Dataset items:
#####
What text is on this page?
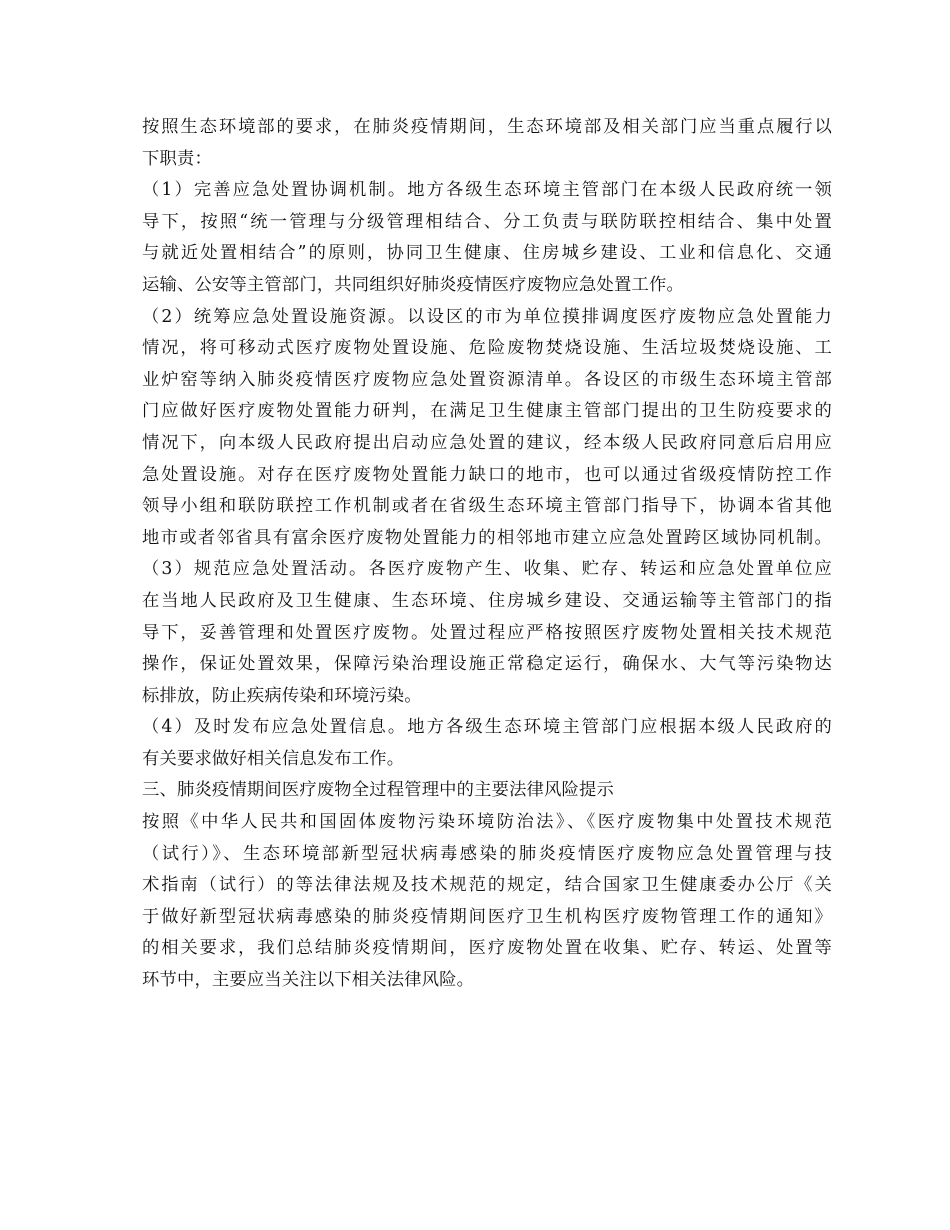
按照生态环境部的要求，在肺炎疫情期间，生态环境部及相关部门应当重点履行以
下职责：
（1）完善应急处置协调机制。地方各级生态环境主管部门在本级人民政府统一领
导下，按照“统一管理与分级管理相结合、分工负责与联防联控相结合、集中处置
与就近处置相结合”的原则，协同卫生健康、住房城乡建设、工业和信息化、交通
运输、公安等主管部门，共同组织好肺炎疫情医疗废物应急处置工作。
（2）统筹应急处置设施资源。以设区的市为单位摸排调度医疗废物应急处置能力
情况，将可移动式医疗废物处置设施、危险废物焚烧设施、生活垃圾焚烧设施、工
业炉窑等纳入肺炎疫情医疗废物应急处置资源清单。各设区的市级生态环境主管部
门应做好医疗废物处置能力研判，在满足卫生健康主管部门提出的卫生防疫要求的
情况下，向本级人民政府提出启动应急处置的建议，经本级人民政府同意后启用应
急处置设施。对存在医疗废物处置能力缺口的地市，也可以通过省级疫情防控工作
领导小组和联防联控工作机制或者在省级生态环境主管部门指导下，协调本省其他
地市或者邻省具有富余医疗废物处置能力的相邻地市建立应急处置跨区域协同机制。
（3）规范应急处置活动。各医疗废物产生、收集、贮存、转运和应急处置单位应
在当地人民政府及卫生健康、生态环境、住房城乡建设、交通运输等主管部门的指
导下，妥善管理和处置医疗废物。处置过程应严格按照医疗废物处置相关技术规范
操作，保证处置效果，保障污染治理设施正常稳定运行，确保水、大气等污染物达
标排放，防止疾病传染和环境污染。
（4）及时发布应急处置信息。地方各级生态环境主管部门应根据本级人民政府的
有关要求做好相关信息发布工作。
三、肺炎疫情期间医疗废物全过程管理中的主要法律风险提示
按照《中华人民共和国固体废物污染环境防治法》、《医疗废物集中处置技术规范
（试行）》、生态环境部新型冠状病毒感染的肺炎疫情医疗废物应急处置管理与技
术指南（试行）的等法律法规及技术规范的规定，结合国家卫生健康委办公厅《关
于做好新型冠状病毒感染的肺炎疫情期间医疗卫生机构医疗废物管理工作的通知》
的相关要求，我们总结肺炎疫情期间，医疗废物处置在收集、贮存、转运、处置等
环节中，主要应当关注以下相关法律风险。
#####
WHAT YOU SHOULD DO:
Quote the listing above in full, except for the pictures.

REPLY:
What text is on this page?
按照生态环境部的要求，在肺炎疫情期间，生态环境部及相关部门应当重点履行以
下职责：
（1）完善应急处置协调机制。地方各级生态环境主管部门在本级人民政府统一领
导下，按照“统一管理与分级管理相结合、分工负责与联防联控相结合、集中处置
与就近处置相结合”的原则，协同卫生健康、住房城乡建设、工业和信息化、交通
运输、公安等主管部门，共同组织好肺炎疫情医疗废物应急处置工作。
（2）统筹应急处置设施资源。以设区的市为单位摸排调度医疗废物应急处置能力
情况，将可移动式医疗废物处置设施、危险废物焚烧设施、生活垃圾焚烧设施、工
业炉窑等纳入肺炎疫情医疗废物应急处置资源清单。各设区的市级生态环境主管部
门应做好医疗废物处置能力研判，在满足卫生健康主管部门提出的卫生防疫要求的
情况下，向本级人民政府提出启动应急处置的建议，经本级人民政府同意后启用应
急处置设施。对存在医疗废物处置能力缺口的地市，也可以通过省级疫情防控工作
领导小组和联防联控工作机制或者在省级生态环境主管部门指导下，协调本省其他
地市或者邻省具有富余医疗废物处置能力的相邻地市建立应急处置跨区域协同机制。
（3）规范应急处置活动。各医疗废物产生、收集、贮存、转运和应急处置单位应
在当地人民政府及卫生健康、生态环境、住房城乡建设、交通运输等主管部门的指
导下，妥善管理和处置医疗废物。处置过程应严格按照医疗废物处置相关技术规范
操作，保证处置效果，保障污染治理设施正常稳定运行，确保水、大气等污染物达
标排放，防止疾病传染和环境污染。
（4）及时发布应急处置信息。地方各级生态环境主管部门应根据本级人民政府的
有关要求做好相关信息发布工作。
三、肺炎疫情期间医疗废物全过程管理中的主要法律风险提示
按照《中华人民共和国固体废物污染环境防治法》、《医疗废物集中处置技术规范
（试行）》、生态环境部新型冠状病毒感染的肺炎疫情医疗废物应急处置管理与技
术指南（试行）的等法律法规及技术规范的规定，结合国家卫生健康委办公厅《关
于做好新型冠状病毒感染的肺炎疫情期间医疗卫生机构医疗废物管理工作的通知》
的相关要求，我们总结肺炎疫情期间，医疗废物处置在收集、贮存、转运、处置等
环节中，主要应当关注以下相关法律风险。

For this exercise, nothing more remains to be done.